### EXERCISE INSTRUCTIONS
Return every record below exactly as written, omitting any pictures.
--*--
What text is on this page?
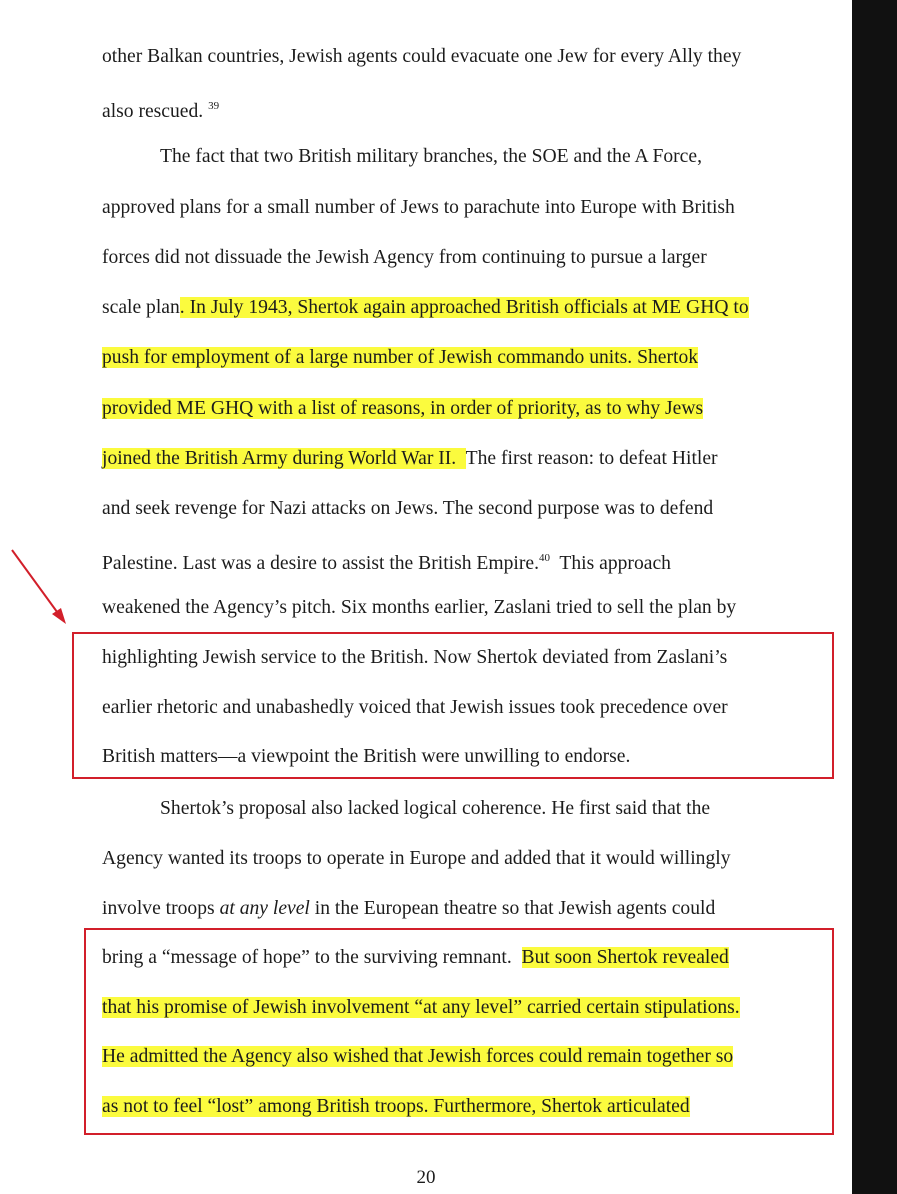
other Balkan countries, Jewish agents could evacuate one Jew for every Ally they
also rescued. $^{39}$
The fact that two British military branches, the SOE and the A Force,
approved plans for a small number of Jews to parachute into Europe with British
forces did not dissuade the Jewish Agency from continuing to pursue a larger
scale plan. In July 1943, Shertok again approached British officials at ME GHQ to
push for employment of a large number of Jewish commando units. Shertok
provided ME GHQ with a list of reasons, in order of priority, as to why Jews
joined the British Army during World War II.  The first reason: to defeat Hitler
and seek revenge for Nazi attacks on Jews. The second purpose was to defend
Palestine. Last was a desire to assist the British Empire.$^{40}$  This approach
weakened the Agency’s pitch. Six months earlier, Zaslani tried to sell the plan by
highlighting Jewish service to the British. Now Shertok deviated from Zaslani’s
earlier rhetoric and unabashedly voiced that Jewish issues took precedence over
British matters—a viewpoint the British were unwilling to endorse.
Shertok’s proposal also lacked logical coherence. He first said that the
Agency wanted its troops to operate in Europe and added that it would willingly
involve troops at any level in the European theatre so that Jewish agents could
bring a “message of hope” to the surviving remnant.  But soon Shertok revealed
that his promise of Jewish involvement “at any level” carried certain stipulations.
He admitted the Agency also wished that Jewish forces could remain together so
as not to feel “lost” among British troops. Furthermore, Shertok articulated
20
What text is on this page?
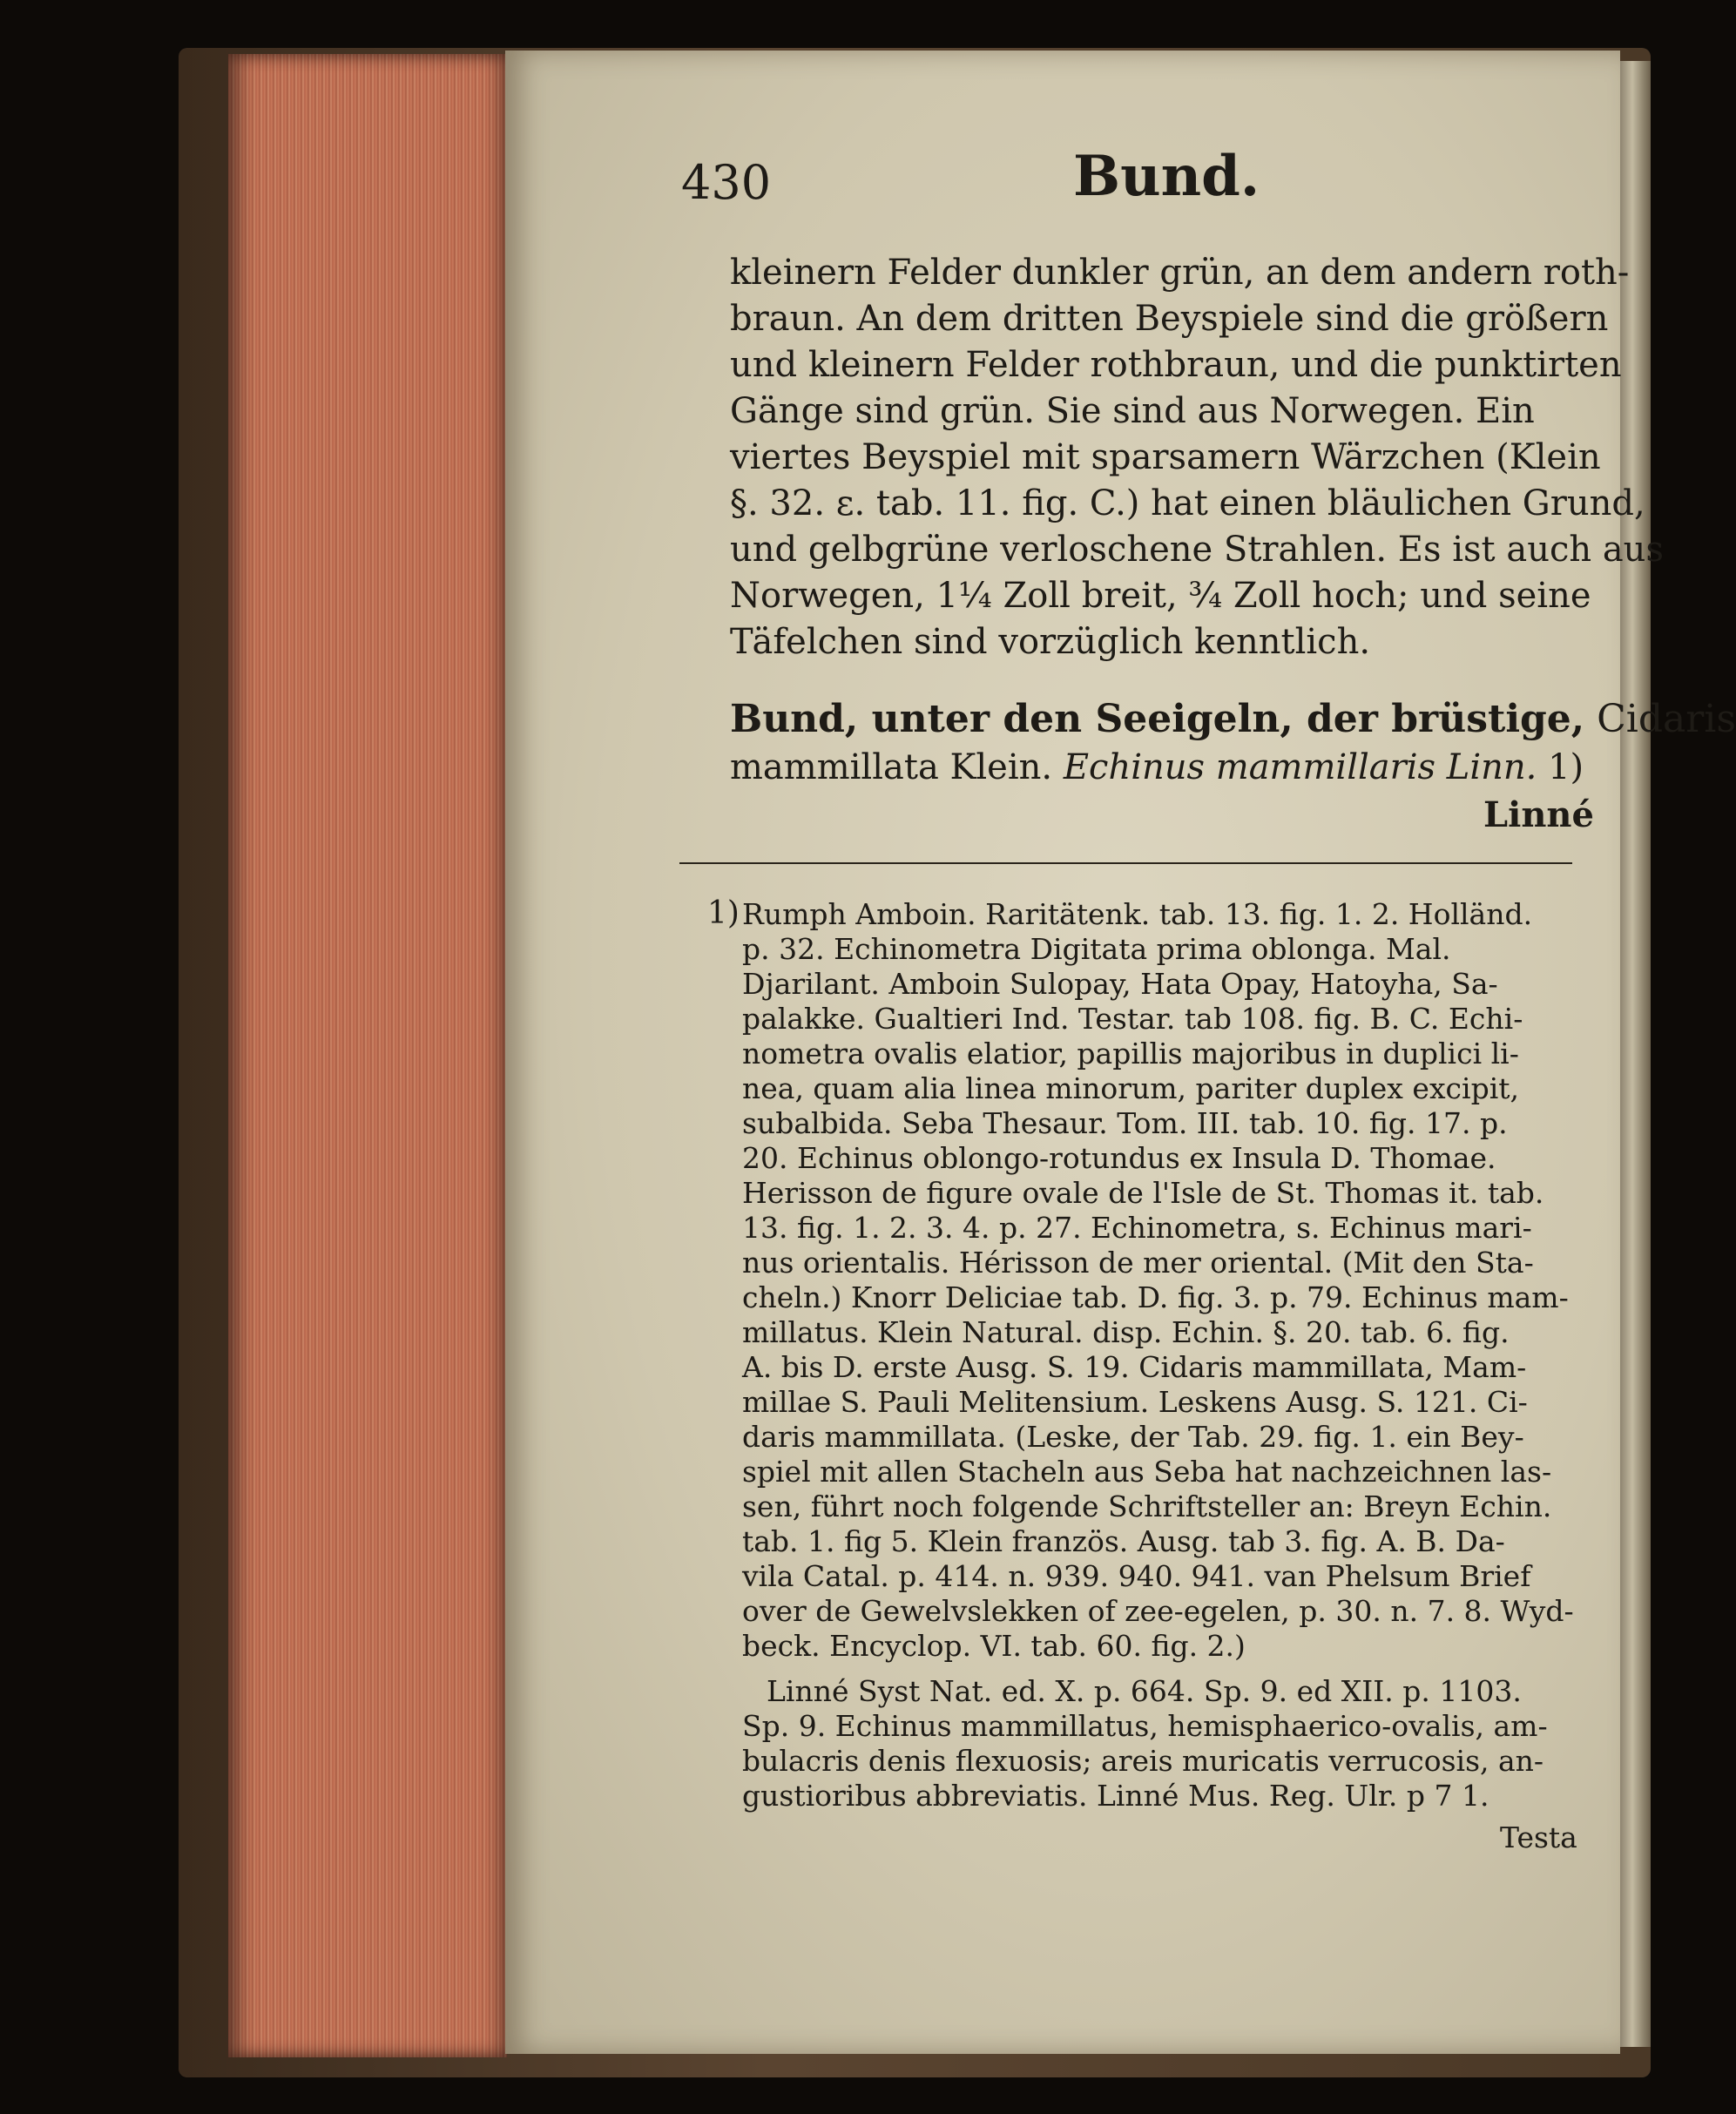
430	Bund.
kleinern Felder dunkler grün, an dem andern roth-
braun. An dem dritten Beyspiele sind die größern
und kleinern Felder rothbraun, und die punktirten
Gänge sind grün. Sie sind aus Norwegen. Ein
viertes Beyspiel mit sparsamern Wärzchen (Klein
§. 32. ε. tab. 11. fig. C.) hat einen bläulichen Grund,
und gelbgrüne verloschene Strahlen. Es ist auch aus
Norwegen, 1¼ Zoll breit, ¾ Zoll hoch; und seine
Täfelchen sind vorzüglich kenntlich.
Bund, unter den Seeigeln, der brüstige, Cidaris
mammillata Klein. Echinus mammillaris Linn. 1)
Linné
1) Rumph Amboin. Raritätenk. tab. 13. fig. 1. 2. Holländ.
p. 32. Echinometra Digitata prima oblonga. Mal.
Djarilant. Amboin Sulopay, Hata Opay, Hatoyha, Sa-
palakke. Gualtieri Ind. Testar. tab 108. fig. B. C. Echi-
nometra ovalis elatior, papillis majoribus in duplici li-
nea, quam alia linea minorum, pariter duplex excipit,
subalbida. Seba Thesaur. Tom. III. tab. 10. fig. 17. p.
20. Echinus oblongo-rotundus ex Insula D. Thomae.
Herisson de figure ovale de l'Isle de St. Thomas it. tab.
13. fig. 1. 2. 3. 4. p. 27. Echinometra, s. Echinus mari-
nus orientalis. Hérisson de mer oriental. (Mit den Sta-
cheln.) Knorr Deliciae tab. D. fig. 3. p. 79. Echinus mam-
millatus. Klein Natural. disp. Echin. §. 20. tab. 6. fig.
A. bis D. erste Ausg. S. 19. Cidaris mammillata, Mam-
millae S. Pauli Melitensium. Leskens Ausg. S. 121. Ci-
daris mammillata. (Leske, der Tab. 29. fig. 1. ein Bey-
spiel mit allen Stacheln aus Seba hat nachzeichnen las-
sen, führt noch folgende Schriftsteller an: Breyn Echin.
tab. 1. fig 5. Klein französ. Ausg. tab 3. fig. A. B. Da-
vila Catal. p. 414. n. 939. 940. 941. van Phelsum Brief
over de Gewelvslekken of zee-egelen, p. 30. n. 7. 8. Wyd-
beck. Encyclop. VI. tab. 60. fig. 2.)
Linné Syst Nat. ed. X. p. 664. Sp. 9. ed XII. p. 1103.
Sp. 9. Echinus mammillatus, hemisphaerico-ovalis, am-
bulacris denis flexuosis; areis muricatis verrucosis, an-
gustioribus abbreviatis. Linné Mus. Reg. Ulr. p 7 1.
Testa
--*--
### TASK SOLUTION
What text is on this page?
other Balkan countries, Jewish agents could evacuate one Jew for every Ally they
also rescued. $^{39}$
The fact that two British military branches, the SOE and the A Force,
approved plans for a small number of Jews to parachute into Europe with British
forces did not dissuade the Jewish Agency from continuing to pursue a larger
scale plan. In July 1943, Shertok again approached British officials at ME GHQ to
push for employment of a large number of Jewish commando units. Shertok
provided ME GHQ with a list of reasons, in order of priority, as to why Jews
joined the British Army during World War II.  The first reason: to defeat Hitler
and seek revenge for Nazi attacks on Jews. The second purpose was to defend
Palestine. Last was a desire to assist the British Empire.$^{40}$  This approach
weakened the Agency’s pitch. Six months earlier, Zaslani tried to sell the plan by
highlighting Jewish service to the British. Now Shertok deviated from Zaslani’s
earlier rhetoric and unabashedly voiced that Jewish issues took precedence over
British matters—a viewpoint the British were unwilling to endorse.
Shertok’s proposal also lacked logical coherence. He first said that the
Agency wanted its troops to operate in Europe and added that it would willingly
involve troops at any level in the European theatre so that Jewish agents could
bring a “message of hope” to the surviving remnant.  But soon Shertok revealed
that his promise of Jewish involvement “at any level” carried certain stipulations.
He admitted the Agency also wished that Jewish forces could remain together so
as not to feel “lost” among British troops. Furthermore, Shertok articulated
20
What text is on this page?
430	Bund.
kleinern Felder dunkler grün, an dem andern roth-
braun. An dem dritten Beyspiele sind die größern
und kleinern Felder rothbraun, und die punktirten
Gänge sind grün. Sie sind aus Norwegen. Ein
viertes Beyspiel mit sparsamern Wärzchen (Klein
§. 32. ε. tab. 11. fig. C.) hat einen bläulichen Grund,
und gelbgrüne verloschene Strahlen. Es ist auch aus
Norwegen, 1¼ Zoll breit, ¾ Zoll hoch; und seine
Täfelchen sind vorzüglich kenntlich.
Bund, unter den Seeigeln, der brüstige, Cidaris
mammillata Klein. Echinus mammillaris Linn. 1)
Linné
1) Rumph Amboin. Raritätenk. tab. 13. fig. 1. 2. Holländ.
p. 32. Echinometra Digitata prima oblonga. Mal.
Djarilant. Amboin Sulopay, Hata Opay, Hatoyha, Sa-
palakke. Gualtieri Ind. Testar. tab 108. fig. B. C. Echi-
nometra ovalis elatior, papillis majoribus in duplici li-
nea, quam alia linea minorum, pariter duplex excipit,
subalbida. Seba Thesaur. Tom. III. tab. 10. fig. 17. p.
20. Echinus oblongo-rotundus ex Insula D. Thomae.
Herisson de figure ovale de l'Isle de St. Thomas it. tab.
13. fig. 1. 2. 3. 4. p. 27. Echinometra, s. Echinus mari-
nus orientalis. Hérisson de mer oriental. (Mit den Sta-
cheln.) Knorr Deliciae tab. D. fig. 3. p. 79. Echinus mam-
millatus. Klein Natural. disp. Echin. §. 20. tab. 6. fig.
A. bis D. erste Ausg. S. 19. Cidaris mammillata, Mam-
millae S. Pauli Melitensium. Leskens Ausg. S. 121. Ci-
daris mammillata. (Leske, der Tab. 29. fig. 1. ein Bey-
spiel mit allen Stacheln aus Seba hat nachzeichnen las-
sen, führt noch folgende Schriftsteller an: Breyn Echin.
tab. 1. fig 5. Klein französ. Ausg. tab 3. fig. A. B. Da-
vila Catal. p. 414. n. 939. 940. 941. van Phelsum Brief
over de Gewelvslekken of zee-egelen, p. 30. n. 7. 8. Wyd-
beck. Encyclop. VI. tab. 60. fig. 2.)
Linné Syst Nat. ed. X. p. 664. Sp. 9. ed XII. p. 1103.
Sp. 9. Echinus mammillatus, hemisphaerico-ovalis, am-
bulacris denis flexuosis; areis muricatis verrucosis, an-
gustioribus abbreviatis. Linné Mus. Reg. Ulr. p 7 1.
Testa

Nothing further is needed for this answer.